● **EXERCISE OBJECTIVE**: Copy every record exactly, and keep the pictures out.

● **MATERIAL SHOWN**:
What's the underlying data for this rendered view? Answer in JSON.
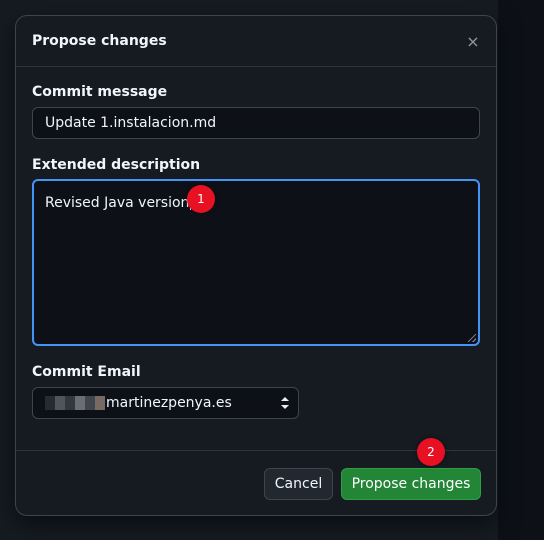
{
  "dialog": {
    "title": "Propose changes",
    "close_icon": "×"
  },
  "commit_message": {
    "label": "Commit message",
    "value": "Update 1.instalacion.md"
  },
  "extended_description": {
    "label": "Extended description",
    "value": "Revised Java version"
  },
  "commit_email": {
    "label": "Commit Email",
    "selected": "martinezpenya.es"
  },
  "footer": {
    "cancel_label": "Cancel",
    "submit_label": "Propose changes"
  },
  "annotations": [
    {
      "label": "1"
    },
    {
      "label": "2"
    }
  ],
  "colors": {
    "accent_focus": "#4493f8",
    "primary_button": "#238636",
    "annotation_marker": "#e81123"
  }
}
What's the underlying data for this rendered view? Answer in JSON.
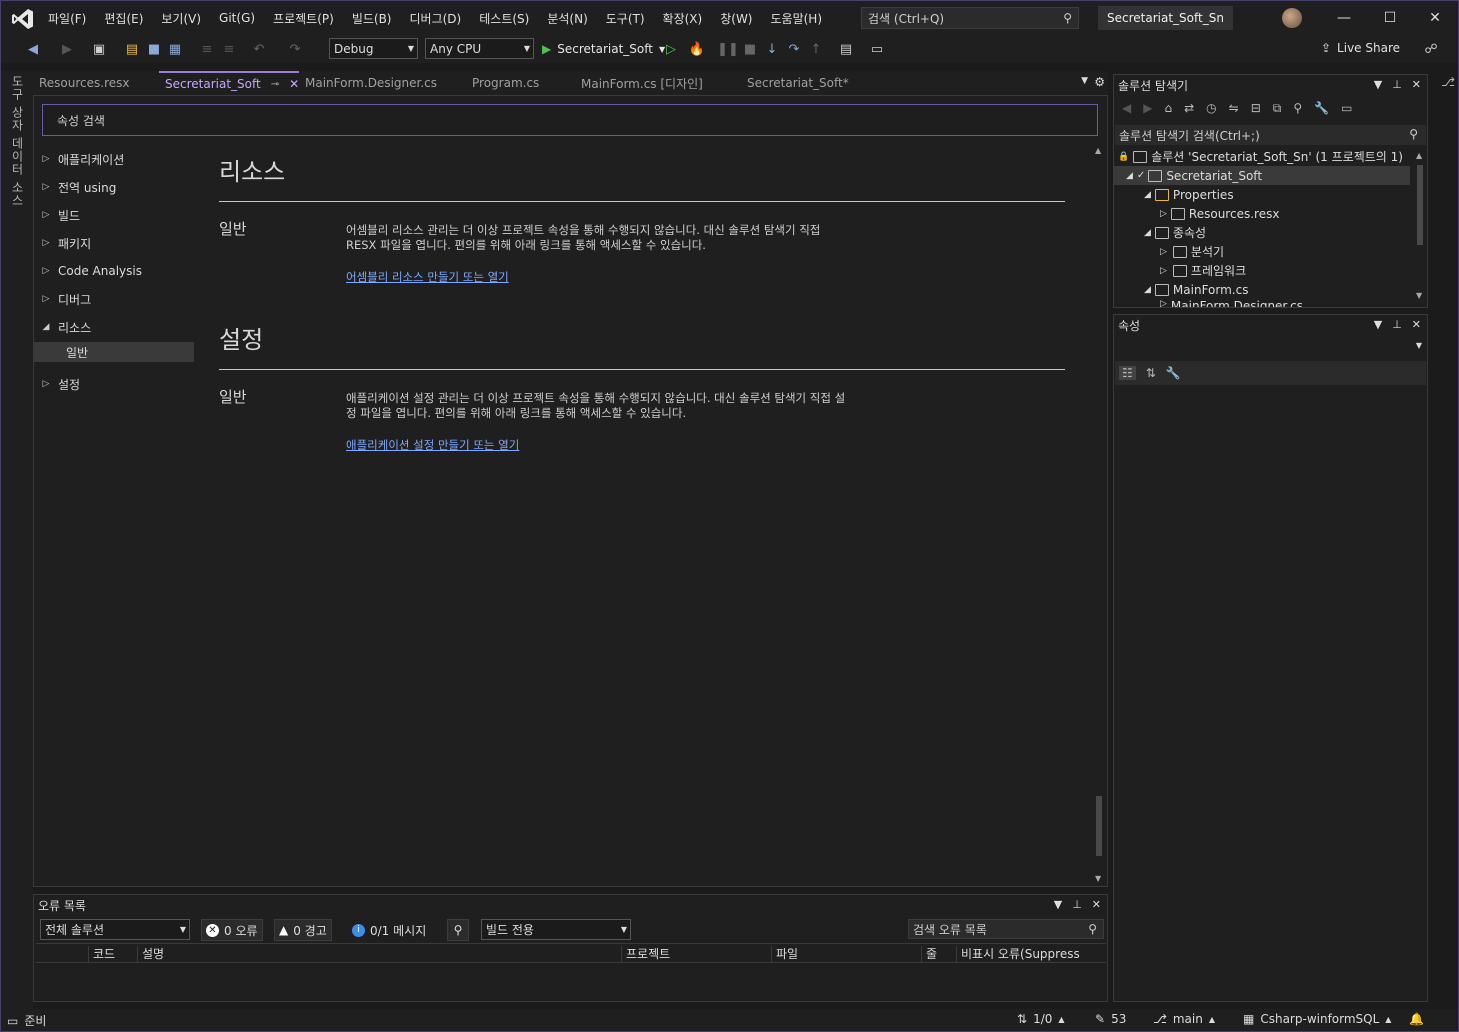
{
  "titlebar": {
    "menu": [
      "파일(F)",
      "편집(E)",
      "보기(V)",
      "Git(G)",
      "프로젝트(P)",
      "빌드(B)",
      "디버그(D)",
      "테스트(S)",
      "분석(N)",
      "도구(T)",
      "확장(X)",
      "창(W)",
      "도움말(H)"
    ],
    "search_placeholder": "검색 (Ctrl+Q)",
    "solution_name": "Secretariat_Soft_Sn"
  },
  "toolbar": {
    "config": "Debug",
    "platform": "Any CPU",
    "run_label": "Secretariat_Soft",
    "live_share": "Live Share"
  },
  "left_strip": {
    "items": [
      "도구 상자",
      "데이터 소스"
    ]
  },
  "tabs": [
    {
      "label": "Resources.resx"
    },
    {
      "label": "Secretariat_Soft"
    },
    {
      "label": "MainForm.Designer.cs"
    },
    {
      "label": "Program.cs"
    },
    {
      "label": "MainForm.cs [디자인]"
    },
    {
      "label": "Secretariat_Soft*"
    }
  ],
  "props_page": {
    "search_placeholder": "속성 검색",
    "nav": [
      "애플리케이션",
      "전역 using",
      "빌드",
      "패키지",
      "Code Analysis",
      "디버그",
      "리소스",
      "일반",
      "설정"
    ],
    "resources": {
      "title": "리소스",
      "sub": "일반",
      "desc": "어셈블리 리소스 관리는 더 이상 프로젝트 속성을 통해 수행되지 않습니다. 대신 솔루션 탐색기 직접 RESX 파일을 엽니다. 편의를 위해 아래 링크를 통해 액세스할 수 있습니다.",
      "link": "어셈블리 리소스 만들기 또는 열기"
    },
    "settings": {
      "title": "설정",
      "sub": "일반",
      "desc": "애플리케이션 설정 관리는 더 이상 프로젝트 속성을 통해 수행되지 않습니다. 대신 솔루션 탐색기 직접 설정 파일을 엽니다. 편의를 위해 아래 링크를 통해 액세스할 수 있습니다.",
      "link": "애플리케이션 설정 만들기 또는 열기"
    }
  },
  "error_list": {
    "title": "오류 목록",
    "scope": "전체 솔루션",
    "errors": "0 오류",
    "warnings": "0 경고",
    "messages": "0/1 메시지",
    "build_filter": "빌드 전용",
    "search_placeholder": "검색 오류 목록",
    "columns": [
      "코드",
      "설명",
      "프로젝트",
      "파일",
      "줄",
      "비표시 오류(Suppress"
    ]
  },
  "solution_explorer": {
    "title": "솔루션 탐색기",
    "search_placeholder": "솔루션 탐색기 검색(Ctrl+;)",
    "tree": [
      "솔루션 'Secretariat_Soft_Sn' (1 프로젝트의 1)",
      "Secretariat_Soft",
      "Properties",
      "Resources.resx",
      "종속성",
      "분석기",
      "프레임워크",
      "MainForm.cs",
      "MainForm.Designer.cs"
    ]
  },
  "properties": {
    "title": "속성"
  },
  "statusbar": {
    "ready": "준비",
    "line_info": "1/0",
    "changes": "53",
    "branch": "main",
    "repo": "Csharp-winformSQL"
  }
}
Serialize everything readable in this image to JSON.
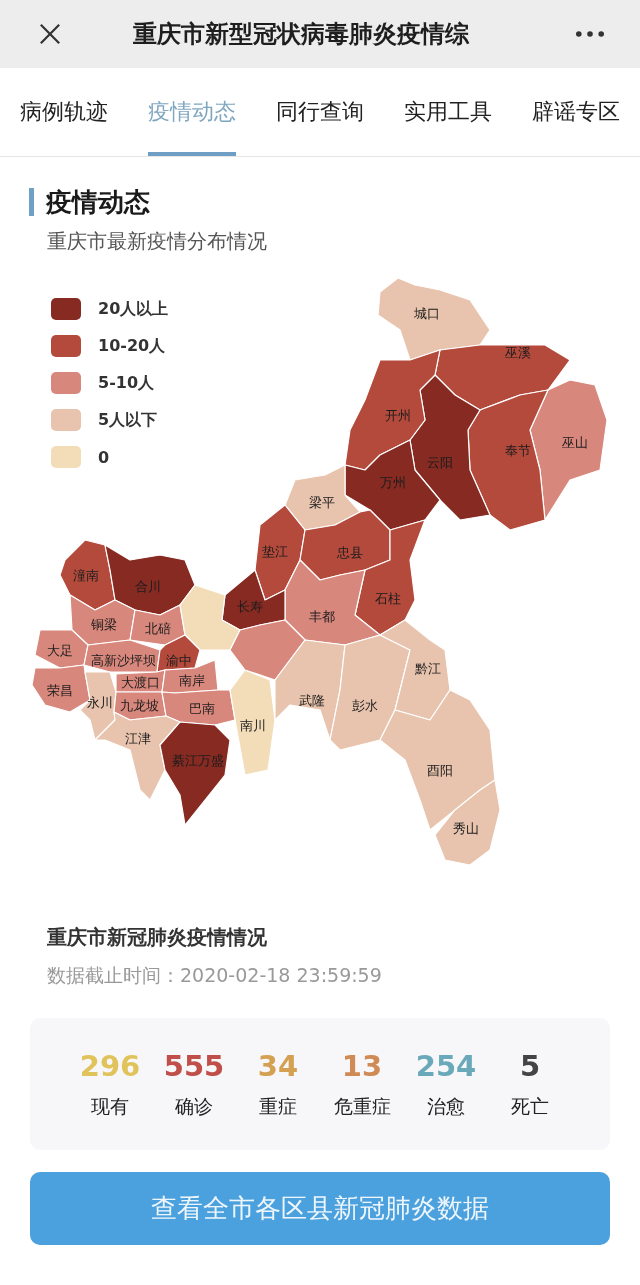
{
  "window": {
    "title": "重庆市新型冠状病毒肺炎疫情综"
  },
  "tabs": [
    {
      "label": "病例轨迹",
      "selected": false
    },
    {
      "label": "疫情动态",
      "selected": true
    },
    {
      "label": "同行查询",
      "selected": false
    },
    {
      "label": "实用工具",
      "selected": false
    },
    {
      "label": "辟谣专区",
      "selected": false
    }
  ],
  "section": {
    "title": "疫情动态",
    "subtitle": "重庆市最新疫情分布情况"
  },
  "map": {
    "legend": [
      {
        "label": "20人以上",
        "color": "#862a22"
      },
      {
        "label": "10-20人",
        "color": "#b34a3c"
      },
      {
        "label": "5-10人",
        "color": "#d8877c"
      },
      {
        "label": "5人以下",
        "color": "#e8c3ad"
      },
      {
        "label": "0",
        "color": "#f3dcb8"
      }
    ],
    "districts": [
      {
        "name": "城口",
        "color": "#e8c3ad"
      },
      {
        "name": "巫溪",
        "color": "#b34a3c"
      },
      {
        "name": "巫山",
        "color": "#d8877c"
      },
      {
        "name": "奉节",
        "color": "#b34a3c"
      },
      {
        "name": "云阳",
        "color": "#862a22"
      },
      {
        "name": "开州",
        "color": "#b34a3c"
      },
      {
        "name": "万州",
        "color": "#862a22"
      },
      {
        "name": "梁平",
        "color": "#e8c3ad"
      },
      {
        "name": "垫江",
        "color": "#b34a3c"
      },
      {
        "name": "忠县",
        "color": "#b34a3c"
      },
      {
        "name": "石柱",
        "color": "#b34a3c"
      },
      {
        "name": "丰都",
        "color": "#d8877c"
      },
      {
        "name": "长寿",
        "color": "#862a22"
      },
      {
        "name": "潼南",
        "color": "#b34a3c"
      },
      {
        "name": "合川",
        "color": "#862a22"
      },
      {
        "name": "铜梁",
        "color": "#d8877c"
      },
      {
        "name": "北碚",
        "color": "#d8877c"
      },
      {
        "color": "#f3dcb8"
      },
      {
        "name": "大足",
        "color": "#d8877c"
      },
      {
        "name": "高新沙坪坝",
        "color": "#d8877c"
      },
      {
        "name": "渝中",
        "color": "#b34a3c"
      },
      {
        "name": "荣昌",
        "color": "#d8877c"
      },
      {
        "name": "永川",
        "color": "#e8c3ad"
      },
      {
        "name": "大渡口",
        "color": "#d8877c"
      },
      {
        "name": "南岸",
        "color": "#d8877c"
      },
      {
        "name": "九龙坡",
        "color": "#d8877c"
      },
      {
        "name": "巴南",
        "color": "#d8877c"
      },
      {
        "name": "南川",
        "color": "#f3dcb8"
      },
      {
        "name": "江津",
        "color": "#e8c3ad"
      },
      {
        "name": "綦江万盛",
        "color": "#862a22"
      },
      {
        "color": "#d8877c"
      },
      {
        "name": "武隆",
        "color": "#e8c3ad"
      },
      {
        "name": "彭水",
        "color": "#e8c3ad"
      },
      {
        "name": "黔江",
        "color": "#e8c3ad"
      },
      {
        "name": "酉阳",
        "color": "#e8c3ad"
      },
      {
        "name": "秀山",
        "color": "#e8c3ad"
      }
    ]
  },
  "summary": {
    "title": "重庆市新冠肺炎疫情情况",
    "updated": "数据截止时间：2020-02-18 23:59:59",
    "stats": [
      {
        "value": "296",
        "label": "现有",
        "color": "#e0c35a"
      },
      {
        "value": "555",
        "label": "确诊",
        "color": "#bf4f48"
      },
      {
        "value": "34",
        "label": "重症",
        "color": "#d4a052"
      },
      {
        "value": "13",
        "label": "危重症",
        "color": "#d08a55"
      },
      {
        "value": "254",
        "label": "治愈",
        "color": "#6aa9b9"
      },
      {
        "value": "5",
        "label": "死亡",
        "color": "#444444"
      }
    ]
  },
  "button": {
    "label": "查看全市各区县新冠肺炎数据"
  }
}
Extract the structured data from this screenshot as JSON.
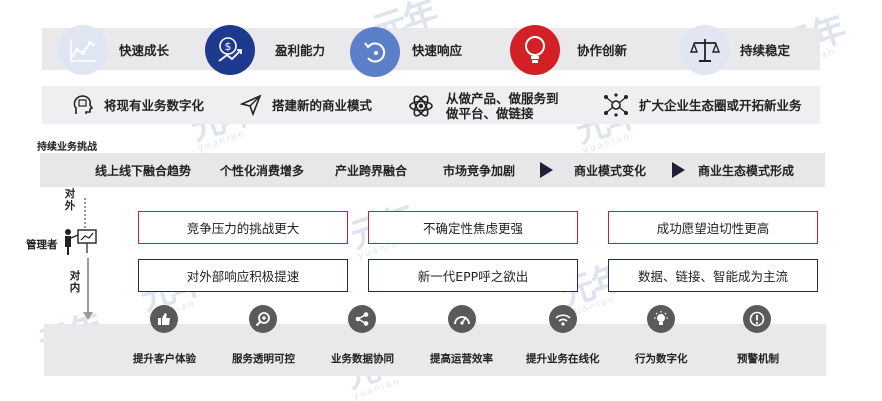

● **RESPONSE**:
What's the underlying data for this rendered view? Answer in JSON.
{
  "dialog": {
    "title": "Propose changes",
    "close_icon": "×"
  },
  "commit_message": {
    "label": "Commit message",
    "value": "Update 1.instalacion.md"
  },
  "extended_description": {
    "label": "Extended description",
    "value": "Revised Java version"
  },
  "commit_email": {
    "label": "Commit Email",
    "selected": "martinezpenya.es"
  },
  "footer": {
    "cancel_label": "Cancel",
    "submit_label": "Propose changes"
  },
  "annotations": [
    {
      "label": "1"
    },
    {
      "label": "2"
    }
  ],
  "colors": {
    "accent_focus": "#4493f8",
    "primary_button": "#238636",
    "annotation_marker": "#e81123"
  }
}
What's the underlying data for this rendered view? Answer in JSON.
{
  "titlebar": {
    "menu": [
      "파일(F)",
      "편집(E)",
      "보기(V)",
      "Git(G)",
      "프로젝트(P)",
      "빌드(B)",
      "디버그(D)",
      "테스트(S)",
      "분석(N)",
      "도구(T)",
      "확장(X)",
      "창(W)",
      "도움말(H)"
    ],
    "search_placeholder": "검색 (Ctrl+Q)",
    "solution_name": "Secretariat_Soft_Sn"
  },
  "toolbar": {
    "config": "Debug",
    "platform": "Any CPU",
    "run_label": "Secretariat_Soft",
    "live_share": "Live Share"
  },
  "left_strip": {
    "items": [
      "도구 상자",
      "데이터 소스"
    ]
  },
  "tabs": [
    {
      "label": "Resources.resx"
    },
    {
      "label": "Secretariat_Soft"
    },
    {
      "label": "MainForm.Designer.cs"
    },
    {
      "label": "Program.cs"
    },
    {
      "label": "MainForm.cs [디자인]"
    },
    {
      "label": "Secretariat_Soft*"
    }
  ],
  "props_page": {
    "search_placeholder": "속성 검색",
    "nav": [
      "애플리케이션",
      "전역 using",
      "빌드",
      "패키지",
      "Code Analysis",
      "디버그",
      "리소스",
      "일반",
      "설정"
    ],
    "resources": {
      "title": "리소스",
      "sub": "일반",
      "desc": "어셈블리 리소스 관리는 더 이상 프로젝트 속성을 통해 수행되지 않습니다. 대신 솔루션 탐색기 직접 RESX 파일을 엽니다. 편의를 위해 아래 링크를 통해 액세스할 수 있습니다.",
      "link": "어셈블리 리소스 만들기 또는 열기"
    },
    "settings": {
      "title": "설정",
      "sub": "일반",
      "desc": "애플리케이션 설정 관리는 더 이상 프로젝트 속성을 통해 수행되지 않습니다. 대신 솔루션 탐색기 직접 설정 파일을 엽니다. 편의를 위해 아래 링크를 통해 액세스할 수 있습니다.",
      "link": "애플리케이션 설정 만들기 또는 열기"
    }
  },
  "error_list": {
    "title": "오류 목록",
    "scope": "전체 솔루션",
    "errors": "0 오류",
    "warnings": "0 경고",
    "messages": "0/1 메시지",
    "build_filter": "빌드 전용",
    "search_placeholder": "검색 오류 목록",
    "columns": [
      "코드",
      "설명",
      "프로젝트",
      "파일",
      "줄",
      "비표시 오류(Suppress"
    ]
  },
  "solution_explorer": {
    "title": "솔루션 탐색기",
    "search_placeholder": "솔루션 탐색기 검색(Ctrl+;)",
    "tree": [
      "솔루션 'Secretariat_Soft_Sn' (1 프로젝트의 1)",
      "Secretariat_Soft",
      "Properties",
      "Resources.resx",
      "종속성",
      "분석기",
      "프레임워크",
      "MainForm.cs",
      "MainForm.Designer.cs"
    ]
  },
  "properties": {
    "title": "속성"
  },
  "statusbar": {
    "ready": "준비",
    "line_info": "1/0",
    "changes": "53",
    "branch": "main",
    "repo": "Csharp-winformSQL"
  }
}
Serialize everything readable in this image to JSON.
{
  "window": {
    "title": "重庆市新型冠状病毒肺炎疫情综"
  },
  "tabs": [
    {
      "label": "病例轨迹",
      "selected": false
    },
    {
      "label": "疫情动态",
      "selected": true
    },
    {
      "label": "同行查询",
      "selected": false
    },
    {
      "label": "实用工具",
      "selected": false
    },
    {
      "label": "辟谣专区",
      "selected": false
    }
  ],
  "section": {
    "title": "疫情动态",
    "subtitle": "重庆市最新疫情分布情况"
  },
  "map": {
    "legend": [
      {
        "label": "20人以上",
        "color": "#862a22"
      },
      {
        "label": "10-20人",
        "color": "#b34a3c"
      },
      {
        "label": "5-10人",
        "color": "#d8877c"
      },
      {
        "label": "5人以下",
        "color": "#e8c3ad"
      },
      {
        "label": "0",
        "color": "#f3dcb8"
      }
    ],
    "districts": [
      {
        "name": "城口",
        "color": "#e8c3ad"
      },
      {
        "name": "巫溪",
        "color": "#b34a3c"
      },
      {
        "name": "巫山",
        "color": "#d8877c"
      },
      {
        "name": "奉节",
        "color": "#b34a3c"
      },
      {
        "name": "云阳",
        "color": "#862a22"
      },
      {
        "name": "开州",
        "color": "#b34a3c"
      },
      {
        "name": "万州",
        "color": "#862a22"
      },
      {
        "name": "梁平",
        "color": "#e8c3ad"
      },
      {
        "name": "垫江",
        "color": "#b34a3c"
      },
      {
        "name": "忠县",
        "color": "#b34a3c"
      },
      {
        "name": "石柱",
        "color": "#b34a3c"
      },
      {
        "name": "丰都",
        "color": "#d8877c"
      },
      {
        "name": "长寿",
        "color": "#862a22"
      },
      {
        "name": "潼南",
        "color": "#b34a3c"
      },
      {
        "name": "合川",
        "color": "#862a22"
      },
      {
        "name": "铜梁",
        "color": "#d8877c"
      },
      {
        "name": "北碚",
        "color": "#d8877c"
      },
      {
        "color": "#f3dcb8"
      },
      {
        "name": "大足",
        "color": "#d8877c"
      },
      {
        "name": "高新沙坪坝",
        "color": "#d8877c"
      },
      {
        "name": "渝中",
        "color": "#b34a3c"
      },
      {
        "name": "荣昌",
        "color": "#d8877c"
      },
      {
        "name": "永川",
        "color": "#e8c3ad"
      },
      {
        "name": "大渡口",
        "color": "#d8877c"
      },
      {
        "name": "南岸",
        "color": "#d8877c"
      },
      {
        "name": "九龙坡",
        "color": "#d8877c"
      },
      {
        "name": "巴南",
        "color": "#d8877c"
      },
      {
        "name": "南川",
        "color": "#f3dcb8"
      },
      {
        "name": "江津",
        "color": "#e8c3ad"
      },
      {
        "name": "綦江万盛",
        "color": "#862a22"
      },
      {
        "color": "#d8877c"
      },
      {
        "name": "武隆",
        "color": "#e8c3ad"
      },
      {
        "name": "彭水",
        "color": "#e8c3ad"
      },
      {
        "name": "黔江",
        "color": "#e8c3ad"
      },
      {
        "name": "酉阳",
        "color": "#e8c3ad"
      },
      {
        "name": "秀山",
        "color": "#e8c3ad"
      }
    ]
  },
  "summary": {
    "title": "重庆市新冠肺炎疫情情况",
    "updated": "数据截止时间：2020-02-18 23:59:59",
    "stats": [
      {
        "value": "296",
        "label": "现有",
        "color": "#e0c35a"
      },
      {
        "value": "555",
        "label": "确诊",
        "color": "#bf4f48"
      },
      {
        "value": "34",
        "label": "重症",
        "color": "#d4a052"
      },
      {
        "value": "13",
        "label": "危重症",
        "color": "#d08a55"
      },
      {
        "value": "254",
        "label": "治愈",
        "color": "#6aa9b9"
      },
      {
        "value": "5",
        "label": "死亡",
        "color": "#444444"
      }
    ]
  },
  "button": {
    "label": "查看全市各区县新冠肺炎数据"
  }
}
Extract the structured data from this screenshot as JSON.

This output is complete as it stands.